Trecho:
Uma denúncia de suposto esquema de desvio de salários, prática conhecida no meio jurídico e político como “rachadinha”, atinge o gabinete do deputado federal Mário Frias (PL-SP) na Câmara dos Deputados. Uma ex-funcionária do parlamentar apresentou um conjunto de comprovantes bancários que detalham transferências financeiras, pagamentos de boletos pessoais e empréstimos consignados direcionados a familiares do congressista e a integrantes da estrutura de seu mandato em Brasília.
Os documentos analíticos foram revelados em reportagem publicada pelo portal g1. Os registros financeiros pertencem a Gardênia Morais, que ocupou cargo de provimento em comissão como assessora parlamentar no gabinete de Frias no período compreendido entre fevereiro de 2023 e maio de 2024.
Em entrevista ao veículo de imprensa, Gardênia afirmou textualmente que era compelida a devolver parcelas significativas de seus vencimentos brutos todos os meses. Segundo o relato da ex-servidora, a cobrança dos valores retidos evoluía de forma proporcional às suas progressões de cargo e gratificações internas na estrutura da Câmara.
“O meu salário foi subindo gradativamente. No final, estava girando em torno de R$ 20 mil. Me restavam, em média, de R$ 6 mil a R$ 7 mil. Eu devolvia todos os meses”, declarou a ex-assessora, detalhando o suposto fluxo da engenharia financeira.
Transações envolvem esposa, mãe e ex-chefe de gabinete
A quebra voluntária do sigilo bancário apresentada por Gardênia expõe transações nominais que somam, em uma primeira amostragem de notas fiscais e comprovantes de Pix, cerca de R$ 35 mil em despesas diretas de pessoas ligadas ao deputado. Entre os arquivos anexados à denúncia, consta uma transferência eletrônica no valor de R$ 1 mil realizada em janeiro de 2024 para Maria Lucia Frias, mãe do parlamentar.
Outro rastro financeiro sob análise aponta a quitação integral, em dezembro de 2023, de uma fatura de cartão de crédito no montante de R$ 4.832,32 em nome de Juliana Frias, esposa do deputado federal.
Os extratos também demonstram uma rotina de repasses eletrônicos concentrados na conta bancária de Raphael Azevedo, que exerceu a função de chefe de gabinete de Mário Frias entre os anos de 2023 e 2024 e era o responsável pela gestão administrativa do escritório político.

Material de estudo:
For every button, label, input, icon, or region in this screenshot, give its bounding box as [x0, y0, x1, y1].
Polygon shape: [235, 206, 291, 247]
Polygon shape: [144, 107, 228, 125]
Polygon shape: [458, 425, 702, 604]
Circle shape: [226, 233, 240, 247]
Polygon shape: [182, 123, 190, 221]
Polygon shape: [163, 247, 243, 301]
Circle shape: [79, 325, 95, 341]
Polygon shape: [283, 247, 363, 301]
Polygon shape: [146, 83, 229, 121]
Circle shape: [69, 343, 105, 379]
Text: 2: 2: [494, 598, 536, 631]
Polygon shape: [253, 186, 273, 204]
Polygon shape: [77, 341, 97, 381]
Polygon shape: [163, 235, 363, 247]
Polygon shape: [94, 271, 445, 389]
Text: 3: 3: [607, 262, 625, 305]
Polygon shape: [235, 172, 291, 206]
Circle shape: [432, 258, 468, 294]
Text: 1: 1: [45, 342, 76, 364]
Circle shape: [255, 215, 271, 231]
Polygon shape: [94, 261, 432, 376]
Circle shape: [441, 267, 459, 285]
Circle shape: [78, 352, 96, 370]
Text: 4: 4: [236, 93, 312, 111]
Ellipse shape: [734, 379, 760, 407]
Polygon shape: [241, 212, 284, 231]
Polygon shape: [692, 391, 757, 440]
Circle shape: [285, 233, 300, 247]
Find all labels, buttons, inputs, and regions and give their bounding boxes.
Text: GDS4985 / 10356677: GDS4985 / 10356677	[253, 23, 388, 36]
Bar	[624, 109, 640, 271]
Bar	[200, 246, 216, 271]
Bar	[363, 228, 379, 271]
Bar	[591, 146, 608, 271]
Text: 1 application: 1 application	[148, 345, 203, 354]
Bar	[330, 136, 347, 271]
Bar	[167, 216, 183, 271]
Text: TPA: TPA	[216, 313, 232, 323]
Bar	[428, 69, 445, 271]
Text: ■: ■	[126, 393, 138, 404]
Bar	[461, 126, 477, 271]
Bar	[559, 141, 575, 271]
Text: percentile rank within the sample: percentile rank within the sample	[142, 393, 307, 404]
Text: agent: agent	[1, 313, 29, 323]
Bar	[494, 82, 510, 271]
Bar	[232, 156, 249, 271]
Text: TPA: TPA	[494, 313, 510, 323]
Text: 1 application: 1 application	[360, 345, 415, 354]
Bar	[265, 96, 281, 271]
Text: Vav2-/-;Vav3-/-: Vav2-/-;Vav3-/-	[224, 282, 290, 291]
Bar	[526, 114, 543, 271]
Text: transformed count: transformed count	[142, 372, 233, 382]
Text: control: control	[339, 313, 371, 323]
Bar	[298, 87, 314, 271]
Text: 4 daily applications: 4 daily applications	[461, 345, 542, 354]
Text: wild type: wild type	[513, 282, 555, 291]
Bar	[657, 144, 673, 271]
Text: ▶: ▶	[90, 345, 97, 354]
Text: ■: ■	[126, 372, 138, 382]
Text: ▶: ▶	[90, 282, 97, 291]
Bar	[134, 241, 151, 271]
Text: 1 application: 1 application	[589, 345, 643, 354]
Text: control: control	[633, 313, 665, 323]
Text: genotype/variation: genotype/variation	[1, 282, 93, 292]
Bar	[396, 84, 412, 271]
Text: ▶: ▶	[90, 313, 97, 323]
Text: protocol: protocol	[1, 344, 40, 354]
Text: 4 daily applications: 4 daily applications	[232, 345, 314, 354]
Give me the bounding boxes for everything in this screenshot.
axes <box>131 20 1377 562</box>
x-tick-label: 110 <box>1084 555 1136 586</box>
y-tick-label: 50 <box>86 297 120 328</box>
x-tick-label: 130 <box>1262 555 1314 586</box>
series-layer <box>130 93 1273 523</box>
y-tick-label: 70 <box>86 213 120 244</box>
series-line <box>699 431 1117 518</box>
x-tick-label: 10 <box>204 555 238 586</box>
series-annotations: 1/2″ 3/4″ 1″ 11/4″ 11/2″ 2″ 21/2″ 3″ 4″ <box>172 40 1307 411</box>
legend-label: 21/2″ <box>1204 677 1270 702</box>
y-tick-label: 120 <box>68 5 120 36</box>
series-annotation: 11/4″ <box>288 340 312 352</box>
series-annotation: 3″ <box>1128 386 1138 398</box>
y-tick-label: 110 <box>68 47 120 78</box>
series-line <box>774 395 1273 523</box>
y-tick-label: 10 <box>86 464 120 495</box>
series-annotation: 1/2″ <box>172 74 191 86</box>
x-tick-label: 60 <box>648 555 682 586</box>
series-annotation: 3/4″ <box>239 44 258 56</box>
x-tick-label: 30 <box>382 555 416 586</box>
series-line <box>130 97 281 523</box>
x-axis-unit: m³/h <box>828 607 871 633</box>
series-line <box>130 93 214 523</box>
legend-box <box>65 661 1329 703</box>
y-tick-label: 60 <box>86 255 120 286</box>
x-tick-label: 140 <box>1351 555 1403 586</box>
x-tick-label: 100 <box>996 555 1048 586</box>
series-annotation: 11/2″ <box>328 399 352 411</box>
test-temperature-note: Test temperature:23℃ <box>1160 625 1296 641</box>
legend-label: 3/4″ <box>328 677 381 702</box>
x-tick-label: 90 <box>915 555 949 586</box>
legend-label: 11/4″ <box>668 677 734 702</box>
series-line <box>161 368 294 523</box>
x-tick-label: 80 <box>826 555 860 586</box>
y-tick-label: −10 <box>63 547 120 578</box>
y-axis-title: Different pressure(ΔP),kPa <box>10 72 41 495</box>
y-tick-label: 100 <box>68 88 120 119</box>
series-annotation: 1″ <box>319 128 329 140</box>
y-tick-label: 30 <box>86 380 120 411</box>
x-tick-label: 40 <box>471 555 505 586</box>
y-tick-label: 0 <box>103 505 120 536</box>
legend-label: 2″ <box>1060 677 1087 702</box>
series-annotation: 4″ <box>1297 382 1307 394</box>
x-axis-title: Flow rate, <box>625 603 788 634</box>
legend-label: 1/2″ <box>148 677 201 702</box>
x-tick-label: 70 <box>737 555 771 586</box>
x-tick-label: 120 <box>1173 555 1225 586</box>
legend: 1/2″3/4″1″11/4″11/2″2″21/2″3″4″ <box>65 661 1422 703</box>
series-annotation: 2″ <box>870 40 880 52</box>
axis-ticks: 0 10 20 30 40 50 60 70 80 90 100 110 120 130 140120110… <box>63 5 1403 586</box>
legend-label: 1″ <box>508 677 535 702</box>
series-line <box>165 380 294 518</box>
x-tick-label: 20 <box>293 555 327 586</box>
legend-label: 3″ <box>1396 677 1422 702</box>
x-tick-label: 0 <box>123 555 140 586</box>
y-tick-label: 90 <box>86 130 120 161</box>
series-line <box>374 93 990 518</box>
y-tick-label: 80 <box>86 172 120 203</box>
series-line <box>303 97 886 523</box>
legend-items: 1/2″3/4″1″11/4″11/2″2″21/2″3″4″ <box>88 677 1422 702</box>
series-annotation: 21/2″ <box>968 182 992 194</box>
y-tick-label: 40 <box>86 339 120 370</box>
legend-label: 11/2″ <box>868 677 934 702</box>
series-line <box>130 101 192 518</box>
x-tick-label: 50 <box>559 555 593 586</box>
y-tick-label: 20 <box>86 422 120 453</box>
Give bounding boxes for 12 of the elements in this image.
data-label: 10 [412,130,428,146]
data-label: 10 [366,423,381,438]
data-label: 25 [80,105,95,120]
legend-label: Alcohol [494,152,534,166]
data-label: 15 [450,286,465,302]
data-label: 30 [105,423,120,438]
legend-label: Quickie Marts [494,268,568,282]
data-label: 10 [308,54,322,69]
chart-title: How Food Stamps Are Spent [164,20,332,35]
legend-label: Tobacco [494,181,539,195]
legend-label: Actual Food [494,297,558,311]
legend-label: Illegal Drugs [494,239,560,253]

Questão 1:
Copie do texto sobre a denúncia de rachadinha a passagem que começa em "Em entrevista ao" e termina em "da engenharia financeira.".
Questão 2:
Como fica, de forma mais concisa e com os fatos principais mantidos, o parágrafo do texto sobre a denúncia de rachadinha que começa com "A quebra voluntária do sigilo bancário"?

Resposta 1:
Em entrevista ao veículo de imprensa, Gardênia afirmou textualmente que era compelida a devolver parcelas significativas de seus vencimentos brutos todos os meses. Segundo o relato da ex-servidora, a cobrança dos valores retidos evoluía de forma proporcional às suas progressões de cargo e gratificações internas na estrutura da Câmara.
“O meu salário foi subindo gradativamente. No final, estava girando em torno de R$ 20 mil. Me restavam, em média, de R$ 6 mil a R$ 7 mil. Eu devolvia todos os meses”, declarou a ex-assessora, detalhando o suposto fluxo da engenharia financeira.

Resposta 2:
A quebra voluntária do sigilo bancário de Gardênia expõe transações que, numa primeira amostragem de notas fiscais e comprovantes de Pix, somam cerca de R$ 35 mil em despesas diretas de pessoas ligadas ao deputado. Entre elas está uma transferência de R$ 1 mil, feita em janeiro de 2024, para Maria Lucia Frias, mãe do parlamentar.